WHAT THE TASK REQUIRES: When you reach the records below, output every one exactly as written but leave out any pictures.

-=-=-

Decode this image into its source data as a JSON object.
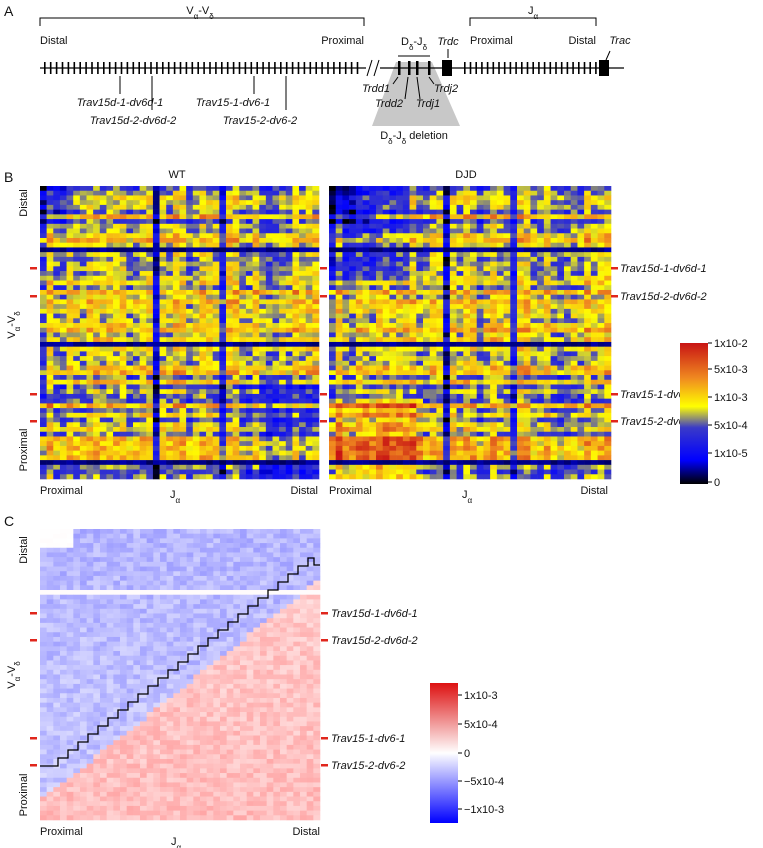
{
  "panels": {
    "a": "A",
    "b": "B",
    "c": "C"
  },
  "panel_a": {
    "va_vd": {
      "main": "V",
      "sub1": "α",
      "sep": "-V",
      "sub2": "δ"
    },
    "distal": "Distal",
    "proximal": "Proximal",
    "dd_jd": {
      "main": "D",
      "sub1": "δ",
      "sep": "-J",
      "sub2": "δ"
    },
    "trdc": "Trdc",
    "ja": {
      "main": "J",
      "sub1": "α"
    },
    "ja_proximal": "Proximal",
    "ja_distal": "Distal",
    "trac": "Trac",
    "genes": [
      "Trav15d-1-dv6d-1",
      "Trav15d-2-dv6d-2",
      "Trav15-1-dv6-1",
      "Trav15-2-dv6-2"
    ],
    "trd": [
      "Trdd1",
      "Trdd2",
      "Trdj1",
      "Trdj2"
    ],
    "deletion": {
      "main": "D",
      "sub1": "δ",
      "sep": "-J",
      "sub2": "δ",
      "tail": " deletion"
    }
  },
  "panel_b": {
    "titles": [
      "WT",
      "DJD"
    ],
    "y_distal": "Distal",
    "y_proximal": "Proximal",
    "x_proximal": "Proximal",
    "x_distal": "Distal",
    "colorbar_ticks": [
      "1x10-2",
      "5x10-3",
      "1x10-3",
      "5x10-4",
      "1x10-5",
      "0"
    ]
  },
  "panel_c": {
    "y_distal": "Distal",
    "y_proximal": "Proximal",
    "x_proximal": "Proximal",
    "x_distal": "Distal",
    "colorbar_ticks": [
      "1x10-3",
      "5x10-4",
      "0",
      "−5x10-4",
      "−1x10-3"
    ]
  },
  "axis_v": {
    "main": "V",
    "sub1": "α",
    "sep": "-V",
    "sub2": "δ"
  },
  "axis_j": {
    "main": "J",
    "sub1": "α"
  },
  "colors": {
    "red_marker": "#e0261c",
    "black": "#000000"
  }
}
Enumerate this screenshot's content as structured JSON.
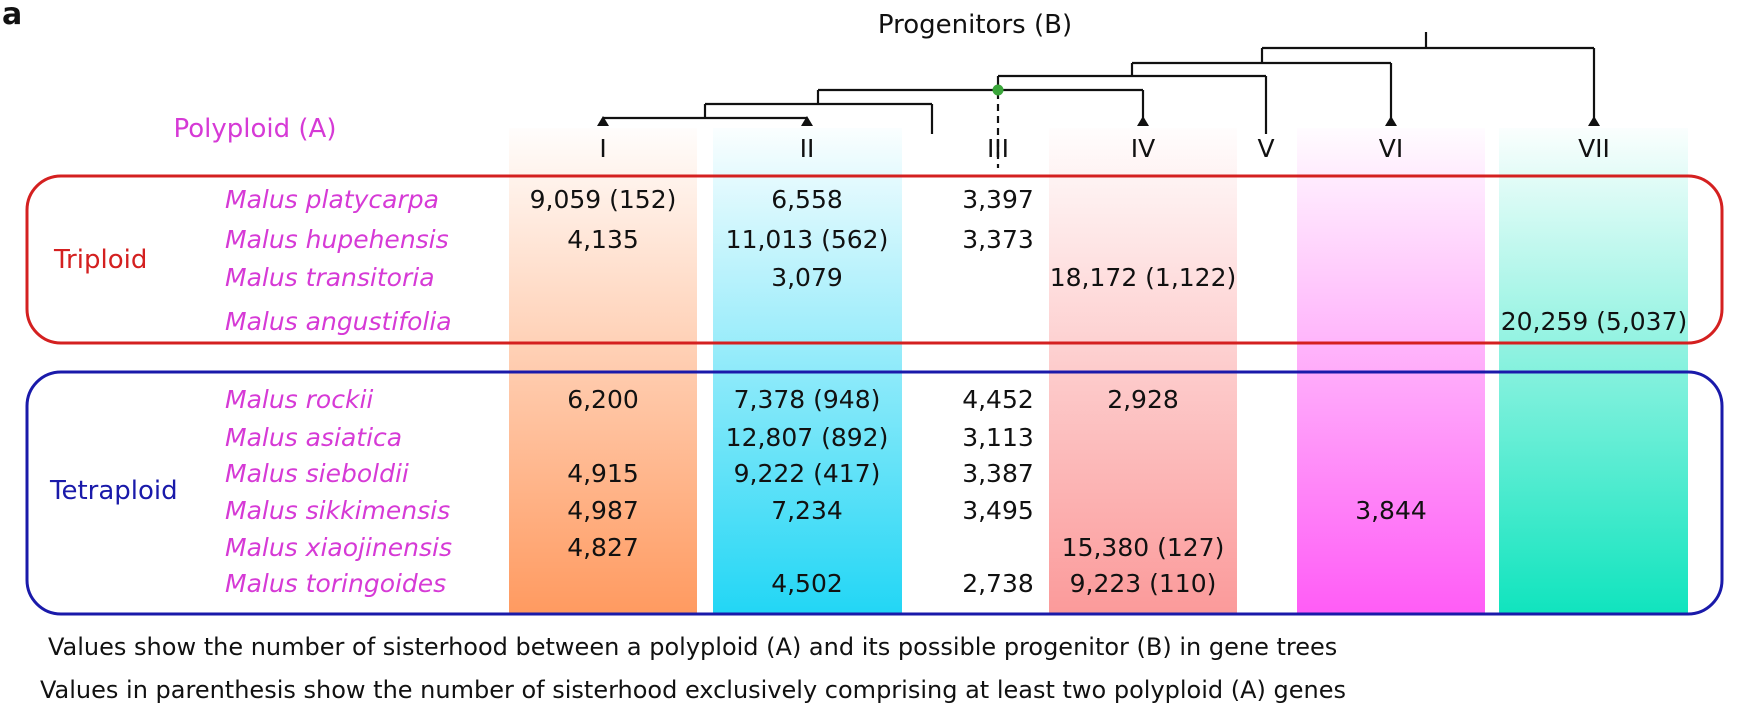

-=-=-

RESPONSE TO THE EXERCISE:
Decode this image into its source data as a JSON object.
{
  "panels": {
    "a": "A",
    "b": "B",
    "c": "C"
  },
  "panel_a": {
    "va_vd": {
      "main": "V",
      "sub1": "α",
      "sep": "-V",
      "sub2": "δ"
    },
    "distal": "Distal",
    "proximal": "Proximal",
    "dd_jd": {
      "main": "D",
      "sub1": "δ",
      "sep": "-J",
      "sub2": "δ"
    },
    "trdc": "Trdc",
    "ja": {
      "main": "J",
      "sub1": "α"
    },
    "ja_proximal": "Proximal",
    "ja_distal": "Distal",
    "trac": "Trac",
    "genes": [
      "Trav15d-1-dv6d-1",
      "Trav15d-2-dv6d-2",
      "Trav15-1-dv6-1",
      "Trav15-2-dv6-2"
    ],
    "trd": [
      "Trdd1",
      "Trdd2",
      "Trdj1",
      "Trdj2"
    ],
    "deletion": {
      "main": "D",
      "sub1": "δ",
      "sep": "-J",
      "sub2": "δ",
      "tail": " deletion"
    }
  },
  "panel_b": {
    "titles": [
      "WT",
      "DJD"
    ],
    "y_distal": "Distal",
    "y_proximal": "Proximal",
    "x_proximal": "Proximal",
    "x_distal": "Distal",
    "colorbar_ticks": [
      "1x10-2",
      "5x10-3",
      "1x10-3",
      "5x10-4",
      "1x10-5",
      "0"
    ]
  },
  "panel_c": {
    "y_distal": "Distal",
    "y_proximal": "Proximal",
    "x_proximal": "Proximal",
    "x_distal": "Distal",
    "colorbar_ticks": [
      "1x10-3",
      "5x10-4",
      "0",
      "−5x10-4",
      "−1x10-3"
    ]
  },
  "axis_v": {
    "main": "V",
    "sub1": "α",
    "sep": "-V",
    "sub2": "δ"
  },
  "axis_j": {
    "main": "J",
    "sub1": "α"
  },
  "colors": {
    "red_marker": "#e0261c",
    "black": "#000000"
  }
}
Enumerate this screenshot's content as structured JSON.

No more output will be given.